### GIVEN INFORMATION
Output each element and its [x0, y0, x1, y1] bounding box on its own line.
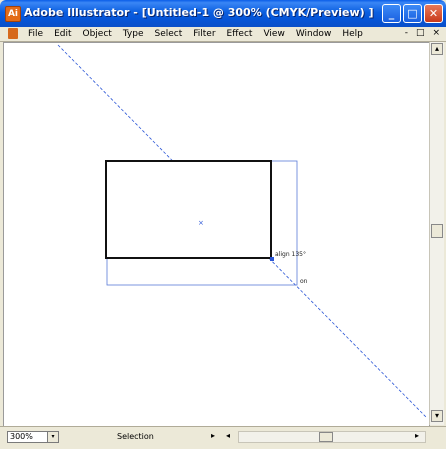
title-bar[interactable]: Ai Adobe Illustrator - [Untitled-1 @ 300… [0, 0, 446, 27]
menu-bar: File Edit Object Type Select Filter Effe… [0, 27, 446, 42]
menu-object[interactable]: Object [83, 29, 112, 39]
menu-items: File Edit Object Type Select Filter Effe… [28, 29, 374, 39]
vertical-scroll-thumb[interactable] [431, 224, 443, 238]
menu-type[interactable]: Type [123, 29, 144, 39]
application-window: Ai Adobe Illustrator - [Untitled-1 @ 300… [0, 0, 446, 449]
menu-view[interactable]: View [263, 29, 284, 39]
smart-guide-align-label: align 135° [275, 251, 306, 258]
menu-select[interactable]: Select [154, 29, 182, 39]
scroll-right-button[interactable]: ▸ [415, 431, 419, 440]
center-point-mark: × [198, 219, 204, 227]
smart-guide-on-label: on [300, 278, 308, 285]
zoom-level-field[interactable]: 300% ▾ [7, 431, 59, 443]
maximize-button[interactable]: □ [403, 4, 422, 23]
document-icon[interactable] [8, 28, 18, 39]
status-bar: 300% ▾ Selection ▸ ◂ ▸ [0, 426, 446, 449]
current-tool-status[interactable]: Selection [117, 432, 154, 441]
doc-restore-button[interactable]: □ [416, 28, 425, 38]
scroll-down-button[interactable]: ▾ [431, 410, 443, 422]
minimize-button[interactable]: _ [382, 4, 401, 23]
menu-window[interactable]: Window [296, 29, 332, 39]
menu-effect[interactable]: Effect [227, 29, 253, 39]
menu-filter[interactable]: Filter [193, 29, 215, 39]
vertical-scrollbar[interactable]: ▴ ▾ [429, 42, 444, 425]
menu-help[interactable]: Help [342, 29, 363, 39]
doc-minimize-button[interactable]: - [405, 28, 408, 38]
anchor-point[interactable] [270, 257, 274, 261]
doc-close-button[interactable]: × [432, 28, 440, 38]
artboard-canvas[interactable]: × align 135° on [3, 42, 430, 427]
selected-rectangle[interactable] [105, 160, 272, 259]
window-title: Adobe Illustrator - [Untitled-1 @ 300% (… [24, 6, 374, 19]
canvas-artwork: × align 135° on [57, 44, 428, 419]
zoom-dropdown-icon[interactable]: ▾ [47, 432, 58, 442]
zoom-value: 300% [10, 432, 33, 441]
horizontal-scroll-thumb[interactable] [319, 432, 333, 442]
scroll-up-button[interactable]: ▴ [431, 43, 443, 55]
status-menu-arrow-icon[interactable]: ▸ [211, 431, 215, 440]
illustrator-app-icon[interactable]: Ai [5, 6, 21, 22]
menu-edit[interactable]: Edit [54, 29, 71, 39]
scroll-left-button[interactable]: ◂ [226, 431, 230, 440]
menu-file[interactable]: File [28, 29, 43, 39]
close-button[interactable]: ✕ [424, 4, 443, 23]
document-window-controls: - □ × [405, 28, 440, 38]
horizontal-scrollbar[interactable] [238, 431, 426, 443]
######
__YOUR INSTRUCTIONS__. Please set down every line of each item above word for word, leaving the pictures out.

__SOLUTION TO THE PROBLEM__.
Output each element and its [x0, y0, x1, y1] bounding box on its own line.
title-bar[interactable]: Ai Adobe Illustrator - [Untitled-1 @ 300… [0, 0, 446, 27]
menu-bar: File Edit Object Type Select Filter Effe… [0, 27, 446, 42]
menu-object[interactable]: Object [83, 29, 112, 39]
menu-items: File Edit Object Type Select Filter Effe… [28, 29, 374, 39]
vertical-scroll-thumb[interactable] [431, 224, 443, 238]
menu-type[interactable]: Type [123, 29, 144, 39]
application-window: Ai Adobe Illustrator - [Untitled-1 @ 300… [0, 0, 446, 449]
menu-view[interactable]: View [263, 29, 284, 39]
smart-guide-align-label: align 135° [275, 251, 306, 258]
menu-select[interactable]: Select [154, 29, 182, 39]
scroll-right-button[interactable]: ▸ [415, 431, 419, 440]
center-point-mark: × [198, 219, 204, 227]
smart-guide-on-label: on [300, 278, 308, 285]
zoom-level-field[interactable]: 300% ▾ [7, 431, 59, 443]
maximize-button[interactable]: □ [403, 4, 422, 23]
document-icon[interactable] [8, 28, 18, 39]
status-bar: 300% ▾ Selection ▸ ◂ ▸ [0, 426, 446, 449]
current-tool-status[interactable]: Selection [117, 432, 154, 441]
doc-restore-button[interactable]: □ [416, 28, 425, 38]
scroll-down-button[interactable]: ▾ [431, 410, 443, 422]
minimize-button[interactable]: _ [382, 4, 401, 23]
menu-window[interactable]: Window [296, 29, 332, 39]
menu-effect[interactable]: Effect [227, 29, 253, 39]
menu-filter[interactable]: Filter [193, 29, 215, 39]
vertical-scrollbar[interactable]: ▴ ▾ [429, 42, 444, 425]
menu-help[interactable]: Help [342, 29, 363, 39]
doc-minimize-button[interactable]: - [405, 28, 408, 38]
anchor-point[interactable] [270, 257, 274, 261]
doc-close-button[interactable]: × [432, 28, 440, 38]
artboard-canvas[interactable]: × align 135° on [3, 42, 430, 427]
selected-rectangle[interactable] [105, 160, 272, 259]
window-title: Adobe Illustrator - [Untitled-1 @ 300% (… [24, 6, 374, 19]
canvas-artwork: × align 135° on [57, 44, 428, 419]
zoom-dropdown-icon[interactable]: ▾ [47, 432, 58, 442]
zoom-value: 300% [10, 432, 33, 441]
horizontal-scroll-thumb[interactable] [319, 432, 333, 442]
scroll-up-button[interactable]: ▴ [431, 43, 443, 55]
status-menu-arrow-icon[interactable]: ▸ [211, 431, 215, 440]
illustrator-app-icon[interactable]: Ai [5, 6, 21, 22]
menu-edit[interactable]: Edit [54, 29, 71, 39]
scroll-left-button[interactable]: ◂ [226, 431, 230, 440]
menu-file[interactable]: File [28, 29, 43, 39]
close-button[interactable]: ✕ [424, 4, 443, 23]
document-window-controls: - □ × [405, 28, 440, 38]
horizontal-scrollbar[interactable] [238, 431, 426, 443]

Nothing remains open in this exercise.